GIVEN EXERCISE
Copy every one of the following records word for word, without changing any line.

PROVIDED ENTRIES
━━━━━━━━

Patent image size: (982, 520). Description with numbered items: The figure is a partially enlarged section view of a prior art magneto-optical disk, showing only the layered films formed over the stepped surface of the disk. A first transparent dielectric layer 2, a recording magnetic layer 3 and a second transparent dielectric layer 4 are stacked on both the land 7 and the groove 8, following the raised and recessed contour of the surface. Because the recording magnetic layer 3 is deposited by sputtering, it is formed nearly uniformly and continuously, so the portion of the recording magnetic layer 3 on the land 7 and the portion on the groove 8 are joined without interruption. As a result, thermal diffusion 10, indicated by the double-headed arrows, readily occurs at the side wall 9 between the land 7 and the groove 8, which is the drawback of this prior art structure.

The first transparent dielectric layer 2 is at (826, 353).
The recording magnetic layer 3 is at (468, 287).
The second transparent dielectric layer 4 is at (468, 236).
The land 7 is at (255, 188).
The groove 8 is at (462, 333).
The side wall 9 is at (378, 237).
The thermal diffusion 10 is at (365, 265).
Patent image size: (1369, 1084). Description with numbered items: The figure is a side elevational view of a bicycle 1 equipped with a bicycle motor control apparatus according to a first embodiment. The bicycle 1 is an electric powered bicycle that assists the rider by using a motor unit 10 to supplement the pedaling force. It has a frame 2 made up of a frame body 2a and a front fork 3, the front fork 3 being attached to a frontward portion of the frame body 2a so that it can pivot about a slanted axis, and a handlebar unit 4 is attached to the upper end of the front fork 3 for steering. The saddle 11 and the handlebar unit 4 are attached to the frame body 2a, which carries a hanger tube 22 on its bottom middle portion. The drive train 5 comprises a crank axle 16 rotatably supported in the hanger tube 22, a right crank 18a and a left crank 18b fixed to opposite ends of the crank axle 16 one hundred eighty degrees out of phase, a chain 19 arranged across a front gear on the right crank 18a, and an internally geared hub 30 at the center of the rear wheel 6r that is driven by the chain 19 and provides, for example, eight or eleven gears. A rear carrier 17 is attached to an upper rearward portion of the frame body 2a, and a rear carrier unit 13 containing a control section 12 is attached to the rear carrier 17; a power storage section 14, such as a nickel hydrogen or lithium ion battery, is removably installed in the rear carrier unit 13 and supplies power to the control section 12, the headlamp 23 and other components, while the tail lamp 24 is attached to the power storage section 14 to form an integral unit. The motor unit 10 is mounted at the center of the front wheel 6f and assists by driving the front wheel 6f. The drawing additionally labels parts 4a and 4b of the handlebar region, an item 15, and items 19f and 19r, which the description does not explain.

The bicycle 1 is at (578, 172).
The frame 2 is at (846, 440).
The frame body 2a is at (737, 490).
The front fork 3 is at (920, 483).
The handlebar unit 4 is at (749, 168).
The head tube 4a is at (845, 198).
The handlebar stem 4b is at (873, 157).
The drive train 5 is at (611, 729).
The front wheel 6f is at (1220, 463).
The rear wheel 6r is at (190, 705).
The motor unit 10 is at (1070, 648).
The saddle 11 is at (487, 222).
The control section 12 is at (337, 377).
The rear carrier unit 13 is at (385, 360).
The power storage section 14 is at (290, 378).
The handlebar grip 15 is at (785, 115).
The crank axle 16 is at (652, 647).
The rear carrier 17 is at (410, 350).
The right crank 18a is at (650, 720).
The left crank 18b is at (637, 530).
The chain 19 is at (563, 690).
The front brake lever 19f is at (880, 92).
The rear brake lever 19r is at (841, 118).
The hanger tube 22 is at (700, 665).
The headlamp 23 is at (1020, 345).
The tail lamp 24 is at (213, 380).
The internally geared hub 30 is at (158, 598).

━━━━━━━━

THE ANSWER
Patent image size: (982, 520). Description with numbered items: The figure is a partially enlarged section view of a prior art magneto-optical disk, showing only the layered films formed over the stepped surface of the disk. A first transparent dielectric layer 2, a recording magnetic layer 3 and a second transparent dielectric layer 4 are stacked on both the land 7 and the groove 8, following the raised and recessed contour of the surface. Because the recording magnetic layer 3 is deposited by sputtering, it is formed nearly uniformly and continuously, so the portion of the recording magnetic layer 3 on the land 7 and the portion on the groove 8 are joined without interruption. As a result, thermal diffusion 10, indicated by the double-headed arrows, readily occurs at the side wall 9 between the land 7 and the groove 8, which is the drawback of this prior art structure.

The first transparent dielectric layer 2 is at (826, 353).
The recording magnetic layer 3 is at (468, 287).
The second transparent dielectric layer 4 is at (468, 236).
The land 7 is at (255, 188).
The groove 8 is at (462, 333).
The side wall 9 is at (378, 237).
The thermal diffusion 10 is at (365, 265).
Patent image size: (1369, 1084). Description with numbered items: The figure is a side elevational view of a bicycle 1 equipped with a bicycle motor control apparatus according to a first embodiment. The bicycle 1 is an electric powered bicycle that assists the rider by using a motor unit 10 to supplement the pedaling force. It has a frame 2 made up of a frame body 2a and a front fork 3, the front fork 3 being attached to a frontward portion of the frame body 2a so that it can pivot about a slanted axis, and a handlebar unit 4 is attached to the upper end of the front fork 3 for steering. The saddle 11 and the handlebar unit 4 are attached to the frame body 2a, which carries a hanger tube 22 on its bottom middle portion. The drive train 5 comprises a crank axle 16 rotatably supported in the hanger tube 22, a right crank 18a and a left crank 18b fixed to opposite ends of the crank axle 16 one hundred eighty degrees out of phase, a chain 19 arranged across a front gear on the right crank 18a, and an internally geared hub 30 at the center of the rear wheel 6r that is driven by the chain 19 and provides, for example, eight or eleven gears. A rear carrier 17 is attached to an upper rearward portion of the frame body 2a, and a rear carrier unit 13 containing a control section 12 is attached to the rear carrier 17; a power storage section 14, such as a nickel hydrogen or lithium ion battery, is removably installed in the rear carrier unit 13 and supplies power to the control section 12, the headlamp 23 and other components, while the tail lamp 24 is attached to the power storage section 14 to form an integral unit. The motor unit 10 is mounted at the center of the front wheel 6f and assists by driving the front wheel 6f. The drawing additionally labels parts 4a and 4b of the handlebar region, an item 15, and items 19f and 19r, which the description does not explain.

The bicycle 1 is at (578, 172).
The frame 2 is at (846, 440).
The frame body 2a is at (737, 490).
The front fork 3 is at (920, 483).
The handlebar unit 4 is at (749, 168).
The head tube 4a is at (845, 198).
The handlebar stem 4b is at (873, 157).
The drive train 5 is at (611, 729).
The front wheel 6f is at (1220, 463).
The rear wheel 6r is at (190, 705).
The motor unit 10 is at (1070, 648).
The saddle 11 is at (487, 222).
The control section 12 is at (337, 377).
The rear carrier unit 13 is at (385, 360).
The power storage section 14 is at (290, 378).
The handlebar grip 15 is at (785, 115).
The crank axle 16 is at (652, 647).
The rear carrier 17 is at (410, 350).
The right crank 18a is at (650, 720).
The left crank 18b is at (637, 530).
The chain 19 is at (563, 690).
The front brake lever 19f is at (880, 92).
The rear brake lever 19r is at (841, 118).
The hanger tube 22 is at (700, 665).
The headlamp 23 is at (1020, 345).
The tail lamp 24 is at (213, 380).
The internally geared hub 30 is at (158, 598).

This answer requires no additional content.